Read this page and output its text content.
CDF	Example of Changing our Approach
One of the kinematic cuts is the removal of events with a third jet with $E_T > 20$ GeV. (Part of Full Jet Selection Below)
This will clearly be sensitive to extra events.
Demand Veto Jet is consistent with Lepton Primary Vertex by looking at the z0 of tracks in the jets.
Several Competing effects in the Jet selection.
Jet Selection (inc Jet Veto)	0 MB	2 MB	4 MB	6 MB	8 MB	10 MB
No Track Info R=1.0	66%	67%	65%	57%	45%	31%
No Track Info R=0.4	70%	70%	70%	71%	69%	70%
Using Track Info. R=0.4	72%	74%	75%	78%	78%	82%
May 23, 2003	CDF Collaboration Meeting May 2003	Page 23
++++++++++++++++++++
● **Directions for this task**:
Each line containing the word "Info" counts once; say how many such lines there are, giving only the number.

● **Result of this task**:
3